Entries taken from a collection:

# # # # # # #

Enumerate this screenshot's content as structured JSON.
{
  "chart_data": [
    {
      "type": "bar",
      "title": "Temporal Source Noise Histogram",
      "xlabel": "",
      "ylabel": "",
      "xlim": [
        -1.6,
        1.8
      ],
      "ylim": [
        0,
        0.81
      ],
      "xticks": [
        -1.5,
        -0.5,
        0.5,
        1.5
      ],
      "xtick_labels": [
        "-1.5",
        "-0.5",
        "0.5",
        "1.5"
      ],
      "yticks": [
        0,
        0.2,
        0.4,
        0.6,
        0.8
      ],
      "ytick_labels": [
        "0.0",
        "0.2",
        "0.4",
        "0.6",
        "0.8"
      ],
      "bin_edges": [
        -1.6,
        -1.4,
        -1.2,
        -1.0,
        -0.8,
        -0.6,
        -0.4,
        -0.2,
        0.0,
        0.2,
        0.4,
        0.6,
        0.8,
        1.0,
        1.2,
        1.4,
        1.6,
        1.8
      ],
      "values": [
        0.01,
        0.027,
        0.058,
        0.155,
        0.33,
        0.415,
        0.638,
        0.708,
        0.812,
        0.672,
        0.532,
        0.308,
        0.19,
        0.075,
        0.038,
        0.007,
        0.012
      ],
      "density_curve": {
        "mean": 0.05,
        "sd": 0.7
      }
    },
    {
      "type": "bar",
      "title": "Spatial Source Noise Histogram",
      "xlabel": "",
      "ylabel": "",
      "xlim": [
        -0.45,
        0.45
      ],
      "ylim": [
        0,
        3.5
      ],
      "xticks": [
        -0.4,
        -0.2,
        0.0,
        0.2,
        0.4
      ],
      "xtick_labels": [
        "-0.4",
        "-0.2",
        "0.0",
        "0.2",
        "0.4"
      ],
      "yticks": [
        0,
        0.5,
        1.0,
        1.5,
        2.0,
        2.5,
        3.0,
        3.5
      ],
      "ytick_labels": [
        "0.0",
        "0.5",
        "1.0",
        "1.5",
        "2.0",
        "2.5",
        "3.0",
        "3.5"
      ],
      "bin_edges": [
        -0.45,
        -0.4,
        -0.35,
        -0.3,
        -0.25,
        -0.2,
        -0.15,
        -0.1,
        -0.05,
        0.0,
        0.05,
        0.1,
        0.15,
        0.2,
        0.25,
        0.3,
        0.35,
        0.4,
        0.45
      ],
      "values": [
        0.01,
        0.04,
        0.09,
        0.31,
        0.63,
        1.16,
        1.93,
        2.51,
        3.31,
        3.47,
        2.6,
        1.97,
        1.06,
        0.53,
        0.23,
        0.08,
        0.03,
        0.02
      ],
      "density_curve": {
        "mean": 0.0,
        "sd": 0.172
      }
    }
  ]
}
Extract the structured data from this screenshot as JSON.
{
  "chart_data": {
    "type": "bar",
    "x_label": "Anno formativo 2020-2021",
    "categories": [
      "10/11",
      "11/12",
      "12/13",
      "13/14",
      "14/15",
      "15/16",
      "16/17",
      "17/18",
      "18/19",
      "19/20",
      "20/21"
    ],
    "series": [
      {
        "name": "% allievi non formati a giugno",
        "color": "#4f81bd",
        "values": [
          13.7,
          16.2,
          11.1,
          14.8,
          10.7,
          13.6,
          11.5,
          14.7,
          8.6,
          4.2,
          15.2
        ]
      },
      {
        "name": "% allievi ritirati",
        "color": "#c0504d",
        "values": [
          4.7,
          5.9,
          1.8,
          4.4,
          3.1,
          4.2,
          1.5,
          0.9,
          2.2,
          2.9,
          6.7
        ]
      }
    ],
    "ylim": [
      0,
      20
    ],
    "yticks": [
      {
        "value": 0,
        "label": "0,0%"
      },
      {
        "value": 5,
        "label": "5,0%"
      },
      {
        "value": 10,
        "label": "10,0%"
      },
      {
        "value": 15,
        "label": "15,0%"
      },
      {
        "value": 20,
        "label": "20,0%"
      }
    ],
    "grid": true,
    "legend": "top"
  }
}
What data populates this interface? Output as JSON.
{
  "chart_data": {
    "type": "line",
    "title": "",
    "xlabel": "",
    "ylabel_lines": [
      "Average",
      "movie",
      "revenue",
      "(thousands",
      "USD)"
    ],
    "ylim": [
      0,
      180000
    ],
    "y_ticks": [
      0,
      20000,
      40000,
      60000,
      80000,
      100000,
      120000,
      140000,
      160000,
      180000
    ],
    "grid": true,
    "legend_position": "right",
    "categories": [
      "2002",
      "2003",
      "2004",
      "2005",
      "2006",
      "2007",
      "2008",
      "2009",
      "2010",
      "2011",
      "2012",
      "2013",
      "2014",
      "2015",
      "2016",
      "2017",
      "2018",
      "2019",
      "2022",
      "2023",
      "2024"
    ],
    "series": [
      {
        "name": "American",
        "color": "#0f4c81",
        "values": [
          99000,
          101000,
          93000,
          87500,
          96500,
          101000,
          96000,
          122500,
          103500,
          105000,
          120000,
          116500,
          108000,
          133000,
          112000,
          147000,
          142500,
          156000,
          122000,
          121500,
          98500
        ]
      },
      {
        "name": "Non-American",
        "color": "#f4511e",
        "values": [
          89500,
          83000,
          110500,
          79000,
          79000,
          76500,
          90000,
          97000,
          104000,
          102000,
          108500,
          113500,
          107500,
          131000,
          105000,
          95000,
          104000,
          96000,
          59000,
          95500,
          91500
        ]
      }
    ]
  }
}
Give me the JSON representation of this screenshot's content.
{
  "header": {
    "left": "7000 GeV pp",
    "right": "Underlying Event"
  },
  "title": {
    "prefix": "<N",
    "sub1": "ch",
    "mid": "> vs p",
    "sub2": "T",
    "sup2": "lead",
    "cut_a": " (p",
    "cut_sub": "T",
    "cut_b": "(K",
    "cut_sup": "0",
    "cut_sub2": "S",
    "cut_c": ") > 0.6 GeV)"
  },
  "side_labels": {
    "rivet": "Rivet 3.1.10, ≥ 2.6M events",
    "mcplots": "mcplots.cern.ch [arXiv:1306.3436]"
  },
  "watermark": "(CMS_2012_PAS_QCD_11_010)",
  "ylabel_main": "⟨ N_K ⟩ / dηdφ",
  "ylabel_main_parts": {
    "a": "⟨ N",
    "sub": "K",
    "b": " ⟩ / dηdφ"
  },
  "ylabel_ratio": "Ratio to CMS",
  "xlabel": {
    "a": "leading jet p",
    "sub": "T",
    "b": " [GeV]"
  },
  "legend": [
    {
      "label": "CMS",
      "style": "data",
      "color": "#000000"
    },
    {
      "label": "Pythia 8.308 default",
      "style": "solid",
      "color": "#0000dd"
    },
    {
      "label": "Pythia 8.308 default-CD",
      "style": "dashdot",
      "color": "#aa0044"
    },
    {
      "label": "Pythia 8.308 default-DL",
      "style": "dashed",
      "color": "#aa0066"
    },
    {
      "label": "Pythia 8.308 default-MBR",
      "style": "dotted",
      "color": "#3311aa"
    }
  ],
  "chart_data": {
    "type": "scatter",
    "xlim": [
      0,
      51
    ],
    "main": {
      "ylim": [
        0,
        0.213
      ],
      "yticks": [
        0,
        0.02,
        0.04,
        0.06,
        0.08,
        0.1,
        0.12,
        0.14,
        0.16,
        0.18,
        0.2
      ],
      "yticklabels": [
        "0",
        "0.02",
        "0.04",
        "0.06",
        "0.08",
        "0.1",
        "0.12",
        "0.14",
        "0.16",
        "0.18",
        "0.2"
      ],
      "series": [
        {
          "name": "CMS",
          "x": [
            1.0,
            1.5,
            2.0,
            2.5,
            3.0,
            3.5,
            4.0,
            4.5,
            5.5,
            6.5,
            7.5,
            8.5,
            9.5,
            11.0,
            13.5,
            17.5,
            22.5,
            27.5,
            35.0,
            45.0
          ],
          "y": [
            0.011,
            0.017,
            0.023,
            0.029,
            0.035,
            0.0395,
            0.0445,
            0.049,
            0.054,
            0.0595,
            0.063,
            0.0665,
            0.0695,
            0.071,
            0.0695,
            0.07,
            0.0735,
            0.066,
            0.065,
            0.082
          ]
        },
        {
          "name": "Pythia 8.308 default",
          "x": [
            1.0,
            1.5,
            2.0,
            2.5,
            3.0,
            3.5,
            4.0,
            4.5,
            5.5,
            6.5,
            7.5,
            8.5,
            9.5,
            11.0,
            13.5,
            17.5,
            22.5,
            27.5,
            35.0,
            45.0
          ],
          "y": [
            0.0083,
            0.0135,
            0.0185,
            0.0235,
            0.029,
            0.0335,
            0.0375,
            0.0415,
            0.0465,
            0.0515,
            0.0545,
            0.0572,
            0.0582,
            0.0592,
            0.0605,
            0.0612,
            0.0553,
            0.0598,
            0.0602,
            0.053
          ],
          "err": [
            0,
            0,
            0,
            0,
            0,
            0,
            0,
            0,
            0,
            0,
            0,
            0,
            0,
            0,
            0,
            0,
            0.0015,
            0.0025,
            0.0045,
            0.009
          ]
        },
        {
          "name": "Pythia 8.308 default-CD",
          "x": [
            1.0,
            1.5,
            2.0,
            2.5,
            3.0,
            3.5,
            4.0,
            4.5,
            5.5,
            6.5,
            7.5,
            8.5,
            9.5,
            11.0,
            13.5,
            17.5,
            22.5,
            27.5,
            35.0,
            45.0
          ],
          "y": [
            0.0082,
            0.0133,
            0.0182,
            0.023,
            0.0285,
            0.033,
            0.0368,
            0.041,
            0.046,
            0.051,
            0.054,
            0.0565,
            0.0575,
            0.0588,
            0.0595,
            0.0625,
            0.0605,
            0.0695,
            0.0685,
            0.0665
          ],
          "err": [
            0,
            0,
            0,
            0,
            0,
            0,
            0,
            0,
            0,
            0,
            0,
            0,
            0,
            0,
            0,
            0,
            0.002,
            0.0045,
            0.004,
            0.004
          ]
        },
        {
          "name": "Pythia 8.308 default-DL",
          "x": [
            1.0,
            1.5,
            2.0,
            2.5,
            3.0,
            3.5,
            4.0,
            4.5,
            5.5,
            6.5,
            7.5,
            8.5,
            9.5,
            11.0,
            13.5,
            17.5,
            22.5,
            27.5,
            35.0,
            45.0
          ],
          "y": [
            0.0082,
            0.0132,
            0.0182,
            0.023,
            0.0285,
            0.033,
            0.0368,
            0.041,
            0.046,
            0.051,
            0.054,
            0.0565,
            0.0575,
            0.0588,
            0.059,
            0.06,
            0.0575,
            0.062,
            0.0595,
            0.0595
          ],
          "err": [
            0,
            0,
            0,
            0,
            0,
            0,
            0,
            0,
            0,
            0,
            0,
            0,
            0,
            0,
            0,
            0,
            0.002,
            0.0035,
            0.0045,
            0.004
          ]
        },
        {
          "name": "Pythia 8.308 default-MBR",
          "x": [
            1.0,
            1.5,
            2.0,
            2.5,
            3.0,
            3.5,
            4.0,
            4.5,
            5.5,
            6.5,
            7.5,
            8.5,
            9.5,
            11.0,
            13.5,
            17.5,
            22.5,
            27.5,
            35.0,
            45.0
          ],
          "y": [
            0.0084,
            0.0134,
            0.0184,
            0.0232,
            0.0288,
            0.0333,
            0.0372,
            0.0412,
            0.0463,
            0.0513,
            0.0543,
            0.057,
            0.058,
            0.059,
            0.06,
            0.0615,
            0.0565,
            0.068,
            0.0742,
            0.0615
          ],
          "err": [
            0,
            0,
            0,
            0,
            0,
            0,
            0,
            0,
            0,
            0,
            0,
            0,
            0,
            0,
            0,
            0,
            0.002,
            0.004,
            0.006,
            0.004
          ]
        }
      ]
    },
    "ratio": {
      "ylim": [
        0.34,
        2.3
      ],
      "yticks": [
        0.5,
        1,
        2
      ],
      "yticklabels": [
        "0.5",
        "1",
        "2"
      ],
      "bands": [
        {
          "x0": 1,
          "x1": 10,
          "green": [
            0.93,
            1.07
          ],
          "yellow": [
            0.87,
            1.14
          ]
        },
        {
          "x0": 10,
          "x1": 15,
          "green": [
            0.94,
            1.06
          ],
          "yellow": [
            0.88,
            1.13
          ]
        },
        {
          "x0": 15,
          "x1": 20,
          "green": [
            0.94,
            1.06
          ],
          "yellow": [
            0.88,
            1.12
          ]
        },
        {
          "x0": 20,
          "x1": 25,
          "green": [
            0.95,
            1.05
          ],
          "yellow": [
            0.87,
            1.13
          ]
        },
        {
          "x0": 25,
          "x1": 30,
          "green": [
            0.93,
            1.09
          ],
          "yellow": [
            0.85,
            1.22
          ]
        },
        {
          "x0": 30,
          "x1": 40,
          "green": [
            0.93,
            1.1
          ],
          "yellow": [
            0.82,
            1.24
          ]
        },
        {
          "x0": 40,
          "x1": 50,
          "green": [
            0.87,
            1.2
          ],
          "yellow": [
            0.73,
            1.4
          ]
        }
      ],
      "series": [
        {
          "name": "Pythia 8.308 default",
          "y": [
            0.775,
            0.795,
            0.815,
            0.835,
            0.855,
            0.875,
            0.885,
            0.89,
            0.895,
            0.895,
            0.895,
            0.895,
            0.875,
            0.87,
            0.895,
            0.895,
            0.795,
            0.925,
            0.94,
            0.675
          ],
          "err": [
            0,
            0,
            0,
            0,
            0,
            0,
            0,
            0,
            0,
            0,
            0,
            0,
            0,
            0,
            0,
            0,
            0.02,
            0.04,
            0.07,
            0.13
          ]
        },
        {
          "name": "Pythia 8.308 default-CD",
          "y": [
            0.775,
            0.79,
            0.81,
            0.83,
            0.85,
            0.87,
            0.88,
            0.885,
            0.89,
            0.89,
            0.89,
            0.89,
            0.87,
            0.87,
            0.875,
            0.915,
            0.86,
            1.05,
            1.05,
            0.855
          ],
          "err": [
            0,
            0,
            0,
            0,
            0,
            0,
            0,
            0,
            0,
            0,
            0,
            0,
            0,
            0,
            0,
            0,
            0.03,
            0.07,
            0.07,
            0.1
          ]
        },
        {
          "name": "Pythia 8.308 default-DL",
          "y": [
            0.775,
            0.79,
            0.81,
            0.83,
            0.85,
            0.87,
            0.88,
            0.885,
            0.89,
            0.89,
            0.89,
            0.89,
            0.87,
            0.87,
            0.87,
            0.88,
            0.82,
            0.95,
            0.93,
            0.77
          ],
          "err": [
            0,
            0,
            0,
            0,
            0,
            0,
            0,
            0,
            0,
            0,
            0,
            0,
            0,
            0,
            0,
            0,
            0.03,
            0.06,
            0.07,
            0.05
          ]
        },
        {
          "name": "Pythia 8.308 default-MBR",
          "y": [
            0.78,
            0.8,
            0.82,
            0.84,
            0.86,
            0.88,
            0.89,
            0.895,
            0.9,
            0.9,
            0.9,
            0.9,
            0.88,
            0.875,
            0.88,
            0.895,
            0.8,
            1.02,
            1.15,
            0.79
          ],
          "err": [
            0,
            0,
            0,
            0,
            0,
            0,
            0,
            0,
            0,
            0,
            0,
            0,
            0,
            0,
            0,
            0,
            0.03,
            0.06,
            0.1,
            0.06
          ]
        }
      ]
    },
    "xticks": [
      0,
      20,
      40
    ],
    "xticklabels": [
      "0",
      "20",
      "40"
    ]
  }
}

# # # # # # #

Stated task >>
Collect each line above holding the string "JSON".

Result of the task >>
Enumerate this screenshot's content as structured JSON.
Extract the structured data from this screenshot as JSON.
What data populates this interface? Output as JSON.
Give me the JSON representation of this screenshot's content.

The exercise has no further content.